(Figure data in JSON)
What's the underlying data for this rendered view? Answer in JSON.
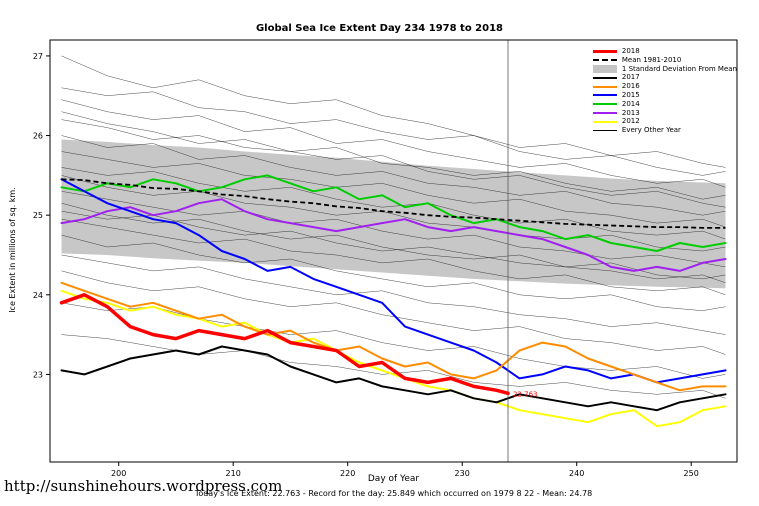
{
  "caption": "Today's Ice Extent: 22.763 - Record for the day: 25.849 which occurred on 1979 8 22 - Mean: 24.78",
  "footer_url": "http://sunshinehours.wordpress.com",
  "chart_data": {
    "type": "line",
    "title": "Global Sea Ice Extent Day 234 1978 to 2018",
    "xlabel": "Day of Year",
    "ylabel": "Ice Extent in millions of sq. km.",
    "xlim": [
      194,
      254
    ],
    "ylim": [
      21.9,
      27.2
    ],
    "x_ticks": [
      200,
      210,
      220,
      230,
      240,
      250
    ],
    "y_ticks": [
      23,
      24,
      25,
      26,
      27
    ],
    "grid": false,
    "legend_position": "top-right",
    "vline_x": 234,
    "annotation": {
      "x": 234,
      "y": 22.763,
      "text": "22.763",
      "color": "#FF0000"
    },
    "x_main": [
      195,
      197,
      199,
      201,
      203,
      205,
      207,
      209,
      211,
      213,
      215,
      217,
      219,
      221,
      223,
      225,
      227,
      229,
      231,
      233,
      235,
      237,
      239,
      241,
      243,
      245,
      247,
      249,
      251,
      253
    ],
    "mean": {
      "label": "Mean 1981-2010",
      "color": "#000000",
      "values": [
        25.45,
        25.44,
        25.4,
        25.38,
        25.34,
        25.33,
        25.3,
        25.26,
        25.24,
        25.2,
        25.17,
        25.15,
        25.11,
        25.09,
        25.05,
        25.03,
        25.0,
        24.98,
        24.97,
        24.95,
        24.93,
        24.91,
        24.89,
        24.88,
        24.87,
        24.86,
        24.85,
        24.85,
        24.84,
        24.84
      ]
    },
    "band": {
      "label": "1 Standard Deviation From Mean",
      "color": "#C4C4C4",
      "x": [
        195,
        199,
        203,
        207,
        211,
        215,
        219,
        223,
        227,
        231,
        235,
        239,
        243,
        247,
        251,
        253
      ],
      "upper": [
        25.95,
        25.92,
        25.88,
        25.85,
        25.8,
        25.76,
        25.72,
        25.67,
        25.62,
        25.58,
        25.54,
        25.5,
        25.46,
        25.43,
        25.41,
        25.4
      ],
      "lower": [
        24.52,
        24.5,
        24.46,
        24.43,
        24.4,
        24.36,
        24.32,
        24.28,
        24.24,
        24.2,
        24.17,
        24.14,
        24.12,
        24.1,
        24.09,
        24.08
      ]
    },
    "series": [
      {
        "name": "2018",
        "color": "#FF0000",
        "width": 3.5,
        "x": [
          195,
          197,
          199,
          201,
          203,
          205,
          207,
          209,
          211,
          213,
          215,
          217,
          219,
          221,
          223,
          225,
          227,
          229,
          231,
          233,
          234
        ],
        "values": [
          23.9,
          24.0,
          23.85,
          23.6,
          23.5,
          23.45,
          23.55,
          23.5,
          23.45,
          23.55,
          23.4,
          23.35,
          23.3,
          23.1,
          23.15,
          22.95,
          22.9,
          22.95,
          22.85,
          22.8,
          22.763
        ]
      },
      {
        "name": "2017",
        "color": "#000000",
        "width": 2,
        "values": [
          23.05,
          23.0,
          23.1,
          23.2,
          23.25,
          23.3,
          23.25,
          23.35,
          23.3,
          23.25,
          23.1,
          23.0,
          22.9,
          22.95,
          22.85,
          22.8,
          22.75,
          22.8,
          22.7,
          22.65,
          22.75,
          22.7,
          22.65,
          22.6,
          22.65,
          22.6,
          22.55,
          22.65,
          22.7,
          22.75
        ]
      },
      {
        "name": "2016",
        "color": "#FF8C00",
        "width": 2,
        "values": [
          24.15,
          24.05,
          23.95,
          23.85,
          23.9,
          23.8,
          23.7,
          23.75,
          23.6,
          23.5,
          23.55,
          23.4,
          23.3,
          23.35,
          23.2,
          23.1,
          23.15,
          23.0,
          22.95,
          23.05,
          23.3,
          23.4,
          23.35,
          23.2,
          23.1,
          23.0,
          22.9,
          22.8,
          22.85,
          22.85
        ]
      },
      {
        "name": "2015",
        "color": "#0000FF",
        "width": 2,
        "values": [
          25.45,
          25.3,
          25.15,
          25.05,
          24.95,
          24.9,
          24.75,
          24.55,
          24.45,
          24.3,
          24.35,
          24.2,
          24.1,
          24.0,
          23.9,
          23.6,
          23.5,
          23.4,
          23.3,
          23.15,
          22.95,
          23.0,
          23.1,
          23.05,
          22.95,
          23.0,
          22.9,
          22.95,
          23.0,
          23.05
        ]
      },
      {
        "name": "2014",
        "color": "#00CD00",
        "width": 2,
        "values": [
          25.35,
          25.3,
          25.4,
          25.35,
          25.45,
          25.4,
          25.3,
          25.35,
          25.45,
          25.5,
          25.4,
          25.3,
          25.35,
          25.2,
          25.25,
          25.1,
          25.15,
          25.0,
          24.9,
          24.95,
          24.85,
          24.8,
          24.7,
          24.75,
          24.65,
          24.6,
          24.55,
          24.65,
          24.6,
          24.65
        ]
      },
      {
        "name": "2013",
        "color": "#A020F0",
        "width": 2,
        "values": [
          24.9,
          24.95,
          25.05,
          25.1,
          25.0,
          25.05,
          25.15,
          25.2,
          25.05,
          24.95,
          24.9,
          24.85,
          24.8,
          24.85,
          24.9,
          24.95,
          24.85,
          24.8,
          24.85,
          24.8,
          24.75,
          24.7,
          24.6,
          24.5,
          24.35,
          24.3,
          24.35,
          24.3,
          24.4,
          24.45
        ]
      },
      {
        "name": "2012",
        "color": "#FFFF00",
        "width": 2,
        "values": [
          24.05,
          23.95,
          23.9,
          23.8,
          23.85,
          23.75,
          23.7,
          23.6,
          23.65,
          23.5,
          23.4,
          23.45,
          23.3,
          23.15,
          23.05,
          22.95,
          22.85,
          22.8,
          22.7,
          22.65,
          22.55,
          22.5,
          22.45,
          22.4,
          22.5,
          22.55,
          22.35,
          22.4,
          22.55,
          22.6
        ]
      }
    ],
    "every_other_year": {
      "label": "Every Other Year",
      "color": "#1a1a1a",
      "width": 0.5,
      "x": [
        195,
        199,
        203,
        207,
        211,
        215,
        219,
        223,
        227,
        231,
        235,
        239,
        243,
        247,
        251,
        253
      ],
      "lines": [
        [
          27.0,
          26.75,
          26.6,
          26.7,
          26.5,
          26.4,
          26.45,
          26.25,
          26.15,
          26.0,
          25.85,
          25.9,
          25.75,
          25.8,
          25.65,
          25.6
        ],
        [
          26.6,
          26.5,
          26.55,
          26.35,
          26.3,
          26.15,
          26.2,
          26.05,
          25.95,
          26.0,
          25.8,
          25.7,
          25.75,
          25.6,
          25.5,
          25.55
        ],
        [
          26.45,
          26.3,
          26.2,
          26.25,
          26.05,
          26.1,
          25.9,
          25.95,
          25.8,
          25.7,
          25.6,
          25.65,
          25.5,
          25.4,
          25.45,
          25.35
        ],
        [
          26.3,
          26.15,
          26.05,
          25.9,
          25.95,
          25.8,
          25.7,
          25.75,
          25.55,
          25.45,
          25.5,
          25.35,
          25.25,
          25.3,
          25.15,
          25.1
        ],
        [
          26.2,
          26.1,
          25.95,
          26.0,
          25.85,
          25.8,
          25.85,
          25.65,
          25.6,
          25.5,
          25.55,
          25.4,
          25.3,
          25.35,
          25.2,
          25.25
        ],
        [
          26.0,
          25.85,
          25.9,
          25.7,
          25.75,
          25.6,
          25.5,
          25.55,
          25.4,
          25.35,
          25.25,
          25.3,
          25.15,
          25.1,
          25.0,
          25.05
        ],
        [
          25.8,
          25.7,
          25.6,
          25.65,
          25.5,
          25.45,
          25.35,
          25.4,
          25.25,
          25.15,
          25.2,
          25.05,
          25.0,
          24.9,
          24.95,
          24.85
        ],
        [
          25.6,
          25.5,
          25.55,
          25.4,
          25.3,
          25.35,
          25.2,
          25.1,
          25.15,
          25.0,
          24.9,
          24.95,
          24.8,
          24.75,
          24.8,
          24.7
        ],
        [
          25.5,
          25.35,
          25.25,
          25.3,
          25.15,
          25.1,
          25.0,
          25.05,
          24.9,
          24.85,
          24.75,
          24.7,
          24.75,
          24.6,
          24.55,
          24.6
        ],
        [
          25.3,
          25.2,
          25.1,
          25.0,
          25.05,
          24.9,
          24.95,
          24.8,
          24.7,
          24.75,
          24.6,
          24.55,
          24.45,
          24.5,
          24.4,
          24.35
        ],
        [
          25.15,
          25.0,
          24.9,
          24.95,
          24.8,
          24.7,
          24.75,
          24.6,
          24.5,
          24.45,
          24.5,
          24.35,
          24.3,
          24.2,
          24.25,
          24.15
        ],
        [
          25.05,
          24.95,
          25.0,
          24.85,
          24.75,
          24.8,
          24.65,
          24.55,
          24.6,
          24.5,
          24.4,
          24.35,
          24.4,
          24.25,
          24.2,
          24.25
        ],
        [
          24.95,
          24.85,
          24.75,
          24.65,
          24.7,
          24.55,
          24.5,
          24.4,
          24.45,
          24.3,
          24.2,
          24.25,
          24.1,
          24.05,
          24.1,
          24.0
        ],
        [
          24.75,
          24.6,
          24.65,
          24.5,
          24.4,
          24.45,
          24.3,
          24.2,
          24.1,
          24.15,
          24.0,
          23.95,
          24.0,
          23.85,
          23.8,
          23.85
        ],
        [
          24.5,
          24.4,
          24.3,
          24.35,
          24.2,
          24.1,
          24.0,
          24.05,
          23.9,
          23.85,
          23.75,
          23.7,
          23.6,
          23.65,
          23.55,
          23.5
        ],
        [
          24.3,
          24.15,
          24.05,
          24.1,
          23.95,
          23.85,
          23.9,
          23.75,
          23.65,
          23.55,
          23.6,
          23.45,
          23.4,
          23.3,
          23.35,
          23.25
        ],
        [
          23.9,
          23.8,
          23.85,
          23.7,
          23.6,
          23.5,
          23.55,
          23.4,
          23.3,
          23.35,
          23.2,
          23.1,
          23.05,
          23.1,
          22.95,
          23.0
        ],
        [
          23.5,
          23.45,
          23.35,
          23.25,
          23.3,
          23.15,
          23.1,
          23.0,
          23.05,
          22.9,
          22.85,
          22.9,
          22.8,
          22.75,
          22.8,
          22.7
        ]
      ]
    },
    "legend": [
      {
        "label": "2018",
        "color": "#FF0000",
        "style": "line-thick"
      },
      {
        "label": "Mean 1981-2010",
        "color": "#000000",
        "style": "line-dashed"
      },
      {
        "label": "1 Standard Deviation From Mean",
        "color": "#C4C4C4",
        "style": "box"
      },
      {
        "label": "2017",
        "color": "#000000",
        "style": "line"
      },
      {
        "label": "2016",
        "color": "#FF8C00",
        "style": "line"
      },
      {
        "label": "2015",
        "color": "#0000FF",
        "style": "line"
      },
      {
        "label": "2014",
        "color": "#00CD00",
        "style": "line"
      },
      {
        "label": "2013",
        "color": "#A020F0",
        "style": "line"
      },
      {
        "label": "2012",
        "color": "#FFFF00",
        "style": "line"
      },
      {
        "label": "Every Other Year",
        "color": "#000000",
        "style": "line-thin"
      }
    ]
  }
}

SET TASK => Gather every line from the listing above in which the word "Deviation" appears.

ANSWER TO THE EXERCISE =>
      "label": "1 Standard Deviation From Mean",
        "label": "1 Standard Deviation From Mean",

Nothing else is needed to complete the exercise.